• What you should do: Provide the records once more, identical to the original.

══ The input ══

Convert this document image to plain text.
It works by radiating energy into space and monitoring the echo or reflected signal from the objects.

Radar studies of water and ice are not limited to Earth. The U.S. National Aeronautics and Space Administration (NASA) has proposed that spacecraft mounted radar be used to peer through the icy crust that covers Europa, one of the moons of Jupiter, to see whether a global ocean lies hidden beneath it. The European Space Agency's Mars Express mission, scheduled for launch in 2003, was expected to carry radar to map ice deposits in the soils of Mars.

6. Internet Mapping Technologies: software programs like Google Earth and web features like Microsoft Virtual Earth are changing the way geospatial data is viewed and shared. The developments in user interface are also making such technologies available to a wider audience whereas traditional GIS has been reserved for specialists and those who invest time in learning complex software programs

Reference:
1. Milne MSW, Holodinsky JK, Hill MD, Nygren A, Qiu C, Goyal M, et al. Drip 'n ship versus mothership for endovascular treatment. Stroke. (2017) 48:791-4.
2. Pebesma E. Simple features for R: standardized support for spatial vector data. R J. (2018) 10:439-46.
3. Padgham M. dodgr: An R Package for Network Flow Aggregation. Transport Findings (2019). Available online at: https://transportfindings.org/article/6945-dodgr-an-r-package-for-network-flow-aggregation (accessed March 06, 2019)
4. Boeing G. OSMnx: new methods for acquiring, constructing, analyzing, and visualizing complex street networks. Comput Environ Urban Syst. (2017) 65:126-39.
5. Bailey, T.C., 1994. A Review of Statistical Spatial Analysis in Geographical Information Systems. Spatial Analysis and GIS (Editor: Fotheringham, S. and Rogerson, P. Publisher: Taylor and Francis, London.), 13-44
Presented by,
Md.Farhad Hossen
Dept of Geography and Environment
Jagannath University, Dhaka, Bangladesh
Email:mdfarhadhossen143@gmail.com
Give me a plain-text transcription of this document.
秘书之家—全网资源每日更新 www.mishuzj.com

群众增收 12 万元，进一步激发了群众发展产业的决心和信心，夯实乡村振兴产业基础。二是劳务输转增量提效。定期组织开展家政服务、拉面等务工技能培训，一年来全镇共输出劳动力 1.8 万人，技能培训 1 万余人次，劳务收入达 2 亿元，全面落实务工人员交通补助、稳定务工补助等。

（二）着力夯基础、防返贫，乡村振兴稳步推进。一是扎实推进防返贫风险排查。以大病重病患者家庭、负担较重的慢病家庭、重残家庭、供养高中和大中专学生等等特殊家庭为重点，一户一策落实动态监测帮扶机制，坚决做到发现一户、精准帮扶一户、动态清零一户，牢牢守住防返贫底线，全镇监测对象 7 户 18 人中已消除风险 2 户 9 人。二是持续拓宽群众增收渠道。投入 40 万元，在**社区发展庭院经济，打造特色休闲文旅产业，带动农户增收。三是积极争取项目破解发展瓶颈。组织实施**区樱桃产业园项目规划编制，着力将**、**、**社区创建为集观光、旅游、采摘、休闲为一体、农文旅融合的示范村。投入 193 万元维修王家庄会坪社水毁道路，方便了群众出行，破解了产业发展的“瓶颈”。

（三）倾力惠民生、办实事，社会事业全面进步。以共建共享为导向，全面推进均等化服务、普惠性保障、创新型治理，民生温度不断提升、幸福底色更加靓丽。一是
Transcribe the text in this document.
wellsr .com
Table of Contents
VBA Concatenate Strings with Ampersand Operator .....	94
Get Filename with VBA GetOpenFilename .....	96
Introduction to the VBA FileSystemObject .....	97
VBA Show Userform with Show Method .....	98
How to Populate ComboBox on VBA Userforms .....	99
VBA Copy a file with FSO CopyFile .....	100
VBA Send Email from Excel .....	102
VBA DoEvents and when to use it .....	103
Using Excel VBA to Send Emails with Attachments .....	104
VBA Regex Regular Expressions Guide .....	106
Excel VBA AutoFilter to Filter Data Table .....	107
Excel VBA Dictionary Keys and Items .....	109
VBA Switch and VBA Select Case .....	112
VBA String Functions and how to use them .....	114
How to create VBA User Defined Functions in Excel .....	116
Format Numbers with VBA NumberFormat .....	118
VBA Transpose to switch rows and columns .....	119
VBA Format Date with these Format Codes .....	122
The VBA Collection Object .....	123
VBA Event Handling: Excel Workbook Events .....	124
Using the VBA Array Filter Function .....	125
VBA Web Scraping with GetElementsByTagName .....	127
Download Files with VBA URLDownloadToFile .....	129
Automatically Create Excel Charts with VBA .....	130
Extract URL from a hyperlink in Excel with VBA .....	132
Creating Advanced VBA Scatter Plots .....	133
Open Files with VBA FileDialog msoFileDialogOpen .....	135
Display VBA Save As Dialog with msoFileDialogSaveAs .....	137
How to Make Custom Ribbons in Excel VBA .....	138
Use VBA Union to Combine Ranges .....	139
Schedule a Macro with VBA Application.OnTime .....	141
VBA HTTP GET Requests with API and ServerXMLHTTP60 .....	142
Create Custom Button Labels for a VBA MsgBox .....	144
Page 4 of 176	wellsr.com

═══

• Result:
Convert this document image to plain text.
It works by radiating energy into space and monitoring the echo or reflected signal from the objects.

Radar studies of water and ice are not limited to Earth. The U.S. National Aeronautics and Space Administration (NASA) has proposed that spacecraft mounted radar be used to peer through the icy crust that covers Europa, one of the moons of Jupiter, to see whether a global ocean lies hidden beneath it. The European Space Agency's Mars Express mission, scheduled for launch in 2003, was expected to carry radar to map ice deposits in the soils of Mars.

6. Internet Mapping Technologies: software programs like Google Earth and web features like Microsoft Virtual Earth are changing the way geospatial data is viewed and shared. The developments in user interface are also making such technologies available to a wider audience whereas traditional GIS has been reserved for specialists and those who invest time in learning complex software programs

Reference:
1. Milne MSW, Holodinsky JK, Hill MD, Nygren A, Qiu C, Goyal M, et al. Drip 'n ship versus mothership for endovascular treatment. Stroke. (2017) 48:791-4.
2. Pebesma E. Simple features for R: standardized support for spatial vector data. R J. (2018) 10:439-46.
3. Padgham M. dodgr: An R Package for Network Flow Aggregation. Transport Findings (2019). Available online at: https://transportfindings.org/article/6945-dodgr-an-r-package-for-network-flow-aggregation (accessed March 06, 2019)
4. Boeing G. OSMnx: new methods for acquiring, constructing, analyzing, and visualizing complex street networks. Comput Environ Urban Syst. (2017) 65:126-39.
5. Bailey, T.C., 1994. A Review of Statistical Spatial Analysis in Geographical Information Systems. Spatial Analysis and GIS (Editor: Fotheringham, S. and Rogerson, P. Publisher: Taylor and Francis, London.), 13-44
Presented by,
Md.Farhad Hossen
Dept of Geography and Environment
Jagannath University, Dhaka, Bangladesh
Email:mdfarhadhossen143@gmail.com
Give me a plain-text transcription of this document.
秘书之家—全网资源每日更新 www.mishuzj.com

群众增收 12 万元，进一步激发了群众发展产业的决心和信心，夯实乡村振兴产业基础。二是劳务输转增量提效。定期组织开展家政服务、拉面等务工技能培训，一年来全镇共输出劳动力 1.8 万人，技能培训 1 万余人次，劳务收入达 2 亿元，全面落实务工人员交通补助、稳定务工补助等。

（二）着力夯基础、防返贫，乡村振兴稳步推进。一是扎实推进防返贫风险排查。以大病重病患者家庭、负担较重的慢病家庭、重残家庭、供养高中和大中专学生等等特殊家庭为重点，一户一策落实动态监测帮扶机制，坚决做到发现一户、精准帮扶一户、动态清零一户，牢牢守住防返贫底线，全镇监测对象 7 户 18 人中已消除风险 2 户 9 人。二是持续拓宽群众增收渠道。投入 40 万元，在**社区发展庭院经济，打造特色休闲文旅产业，带动农户增收。三是积极争取项目破解发展瓶颈。组织实施**区樱桃产业园项目规划编制，着力将**、**、**社区创建为集观光、旅游、采摘、休闲为一体、农文旅融合的示范村。投入 193 万元维修王家庄会坪社水毁道路，方便了群众出行，破解了产业发展的“瓶颈”。

（三）倾力惠民生、办实事，社会事业全面进步。以共建共享为导向，全面推进均等化服务、普惠性保障、创新型治理，民生温度不断提升、幸福底色更加靓丽。一是
Transcribe the text in this document.
wellsr .com
Table of Contents
VBA Concatenate Strings with Ampersand Operator .....	94
Get Filename with VBA GetOpenFilename .....	96
Introduction to the VBA FileSystemObject .....	97
VBA Show Userform with Show Method .....	98
How to Populate ComboBox on VBA Userforms .....	99
VBA Copy a file with FSO CopyFile .....	100
VBA Send Email from Excel .....	102
VBA DoEvents and when to use it .....	103
Using Excel VBA to Send Emails with Attachments .....	104
VBA Regex Regular Expressions Guide .....	106
Excel VBA AutoFilter to Filter Data Table .....	107
Excel VBA Dictionary Keys and Items .....	109
VBA Switch and VBA Select Case .....	112
VBA String Functions and how to use them .....	114
How to create VBA User Defined Functions in Excel .....	116
Format Numbers with VBA NumberFormat .....	118
VBA Transpose to switch rows and columns .....	119
VBA Format Date with these Format Codes .....	122
The VBA Collection Object .....	123
VBA Event Handling: Excel Workbook Events .....	124
Using the VBA Array Filter Function .....	125
VBA Web Scraping with GetElementsByTagName .....	127
Download Files with VBA URLDownloadToFile .....	129
Automatically Create Excel Charts with VBA .....	130
Extract URL from a hyperlink in Excel with VBA .....	132
Creating Advanced VBA Scatter Plots .....	133
Open Files with VBA FileDialog msoFileDialogOpen .....	135
Display VBA Save As Dialog with msoFileDialogSaveAs .....	137
How to Make Custom Ribbons in Excel VBA .....	138
Use VBA Union to Combine Ranges .....	139
Schedule a Macro with VBA Application.OnTime .....	141
VBA HTTP GET Requests with API and ServerXMLHTTP60 .....	142
Create Custom Button Labels for a VBA MsgBox .....	144
Page 4 of 176	wellsr.com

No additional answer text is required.